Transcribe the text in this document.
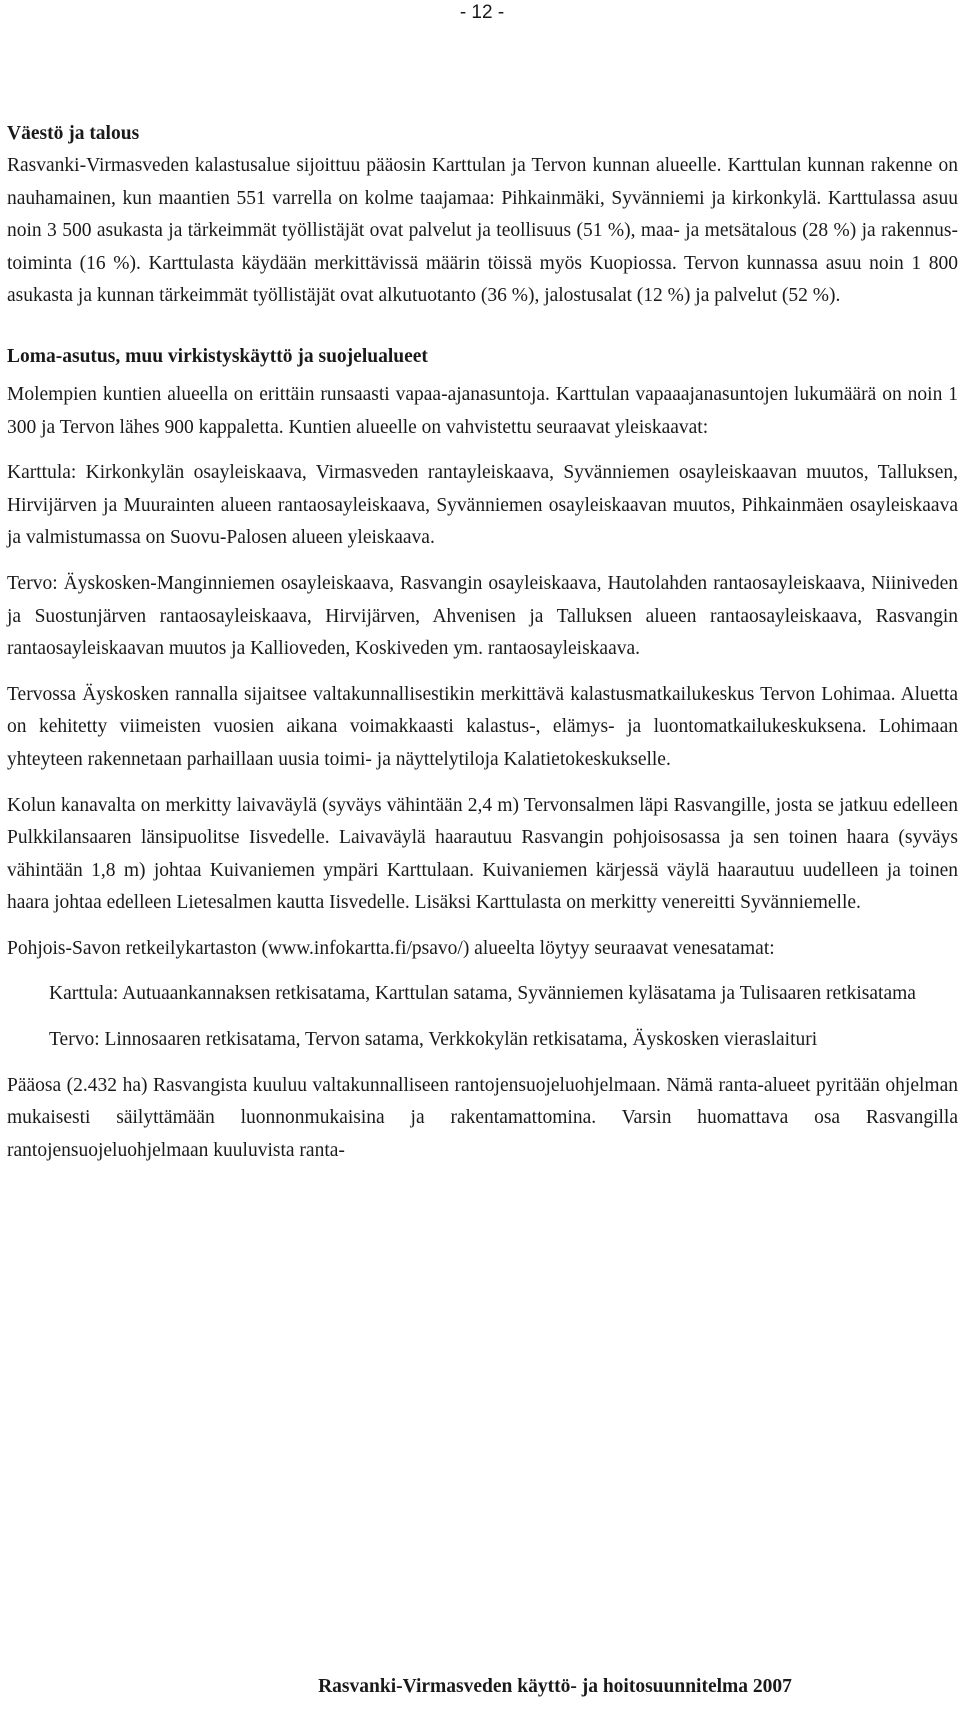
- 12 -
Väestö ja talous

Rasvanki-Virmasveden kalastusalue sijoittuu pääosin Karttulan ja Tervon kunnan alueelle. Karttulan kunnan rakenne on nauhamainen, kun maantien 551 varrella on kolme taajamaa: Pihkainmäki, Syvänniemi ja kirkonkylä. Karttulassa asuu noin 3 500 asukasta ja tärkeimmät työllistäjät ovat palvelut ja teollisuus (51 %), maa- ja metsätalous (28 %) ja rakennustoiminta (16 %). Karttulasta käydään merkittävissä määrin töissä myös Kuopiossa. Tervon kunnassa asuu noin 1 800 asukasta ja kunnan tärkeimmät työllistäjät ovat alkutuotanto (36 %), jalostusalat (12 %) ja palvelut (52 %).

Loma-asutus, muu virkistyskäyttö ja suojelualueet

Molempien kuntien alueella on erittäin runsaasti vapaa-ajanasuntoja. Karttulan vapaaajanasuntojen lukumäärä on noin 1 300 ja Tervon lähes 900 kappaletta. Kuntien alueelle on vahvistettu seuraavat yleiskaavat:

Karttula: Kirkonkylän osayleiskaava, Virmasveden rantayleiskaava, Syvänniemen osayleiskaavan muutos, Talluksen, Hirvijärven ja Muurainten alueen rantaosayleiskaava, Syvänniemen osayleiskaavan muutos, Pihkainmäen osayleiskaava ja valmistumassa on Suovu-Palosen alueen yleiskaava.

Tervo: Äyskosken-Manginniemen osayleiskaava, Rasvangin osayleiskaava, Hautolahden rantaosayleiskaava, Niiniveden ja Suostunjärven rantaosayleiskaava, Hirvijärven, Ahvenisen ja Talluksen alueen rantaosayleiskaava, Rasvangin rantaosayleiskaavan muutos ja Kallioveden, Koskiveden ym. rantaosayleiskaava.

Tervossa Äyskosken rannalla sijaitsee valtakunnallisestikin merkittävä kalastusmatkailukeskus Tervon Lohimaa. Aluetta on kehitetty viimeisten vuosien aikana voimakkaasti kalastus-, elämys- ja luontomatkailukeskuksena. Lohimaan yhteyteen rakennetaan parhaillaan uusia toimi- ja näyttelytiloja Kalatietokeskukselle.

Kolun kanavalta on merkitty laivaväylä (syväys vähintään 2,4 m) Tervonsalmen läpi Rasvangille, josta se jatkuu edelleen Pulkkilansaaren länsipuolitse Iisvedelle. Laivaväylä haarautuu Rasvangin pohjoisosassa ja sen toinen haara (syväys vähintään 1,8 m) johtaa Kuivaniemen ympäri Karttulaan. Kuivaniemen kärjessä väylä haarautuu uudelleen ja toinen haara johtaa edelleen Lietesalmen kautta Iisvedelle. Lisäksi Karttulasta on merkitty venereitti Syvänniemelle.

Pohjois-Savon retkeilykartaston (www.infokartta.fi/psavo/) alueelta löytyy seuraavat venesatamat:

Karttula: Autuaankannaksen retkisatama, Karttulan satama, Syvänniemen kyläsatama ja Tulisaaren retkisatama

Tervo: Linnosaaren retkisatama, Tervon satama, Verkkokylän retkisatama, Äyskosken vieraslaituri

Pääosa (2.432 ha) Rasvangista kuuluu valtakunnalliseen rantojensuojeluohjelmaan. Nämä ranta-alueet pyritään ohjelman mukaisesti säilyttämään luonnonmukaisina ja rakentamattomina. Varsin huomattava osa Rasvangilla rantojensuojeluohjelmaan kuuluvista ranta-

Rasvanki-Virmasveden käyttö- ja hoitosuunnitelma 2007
• • • • • • •
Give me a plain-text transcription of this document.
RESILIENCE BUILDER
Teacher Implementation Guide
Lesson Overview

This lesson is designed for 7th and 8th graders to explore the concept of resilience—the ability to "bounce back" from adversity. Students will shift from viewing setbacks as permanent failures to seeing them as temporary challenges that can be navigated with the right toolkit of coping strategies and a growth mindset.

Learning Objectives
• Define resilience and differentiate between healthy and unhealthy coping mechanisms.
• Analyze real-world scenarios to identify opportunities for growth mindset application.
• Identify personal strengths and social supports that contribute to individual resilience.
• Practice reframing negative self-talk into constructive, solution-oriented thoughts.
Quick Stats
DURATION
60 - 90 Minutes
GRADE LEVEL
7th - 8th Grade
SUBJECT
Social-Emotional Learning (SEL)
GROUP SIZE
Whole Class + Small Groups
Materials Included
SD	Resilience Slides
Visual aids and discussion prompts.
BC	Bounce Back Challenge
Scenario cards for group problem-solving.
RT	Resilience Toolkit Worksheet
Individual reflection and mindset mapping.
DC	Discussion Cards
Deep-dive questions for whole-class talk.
• • • • • • •
Set exercise: From the listing above, copy all lines holding the word "growth".

Answer for the task:
This lesson is designed for 7th and 8th graders to explore the concept of resilience—the ability to "bounce back" from adversity. Students will shift from viewing setbacks as permanent failures to seeing them as temporary challenges that can be navigated with the right toolkit of coping strategies and a growth mindset.
• Analyze real-world scenarios to identify opportunities for growth mindset application.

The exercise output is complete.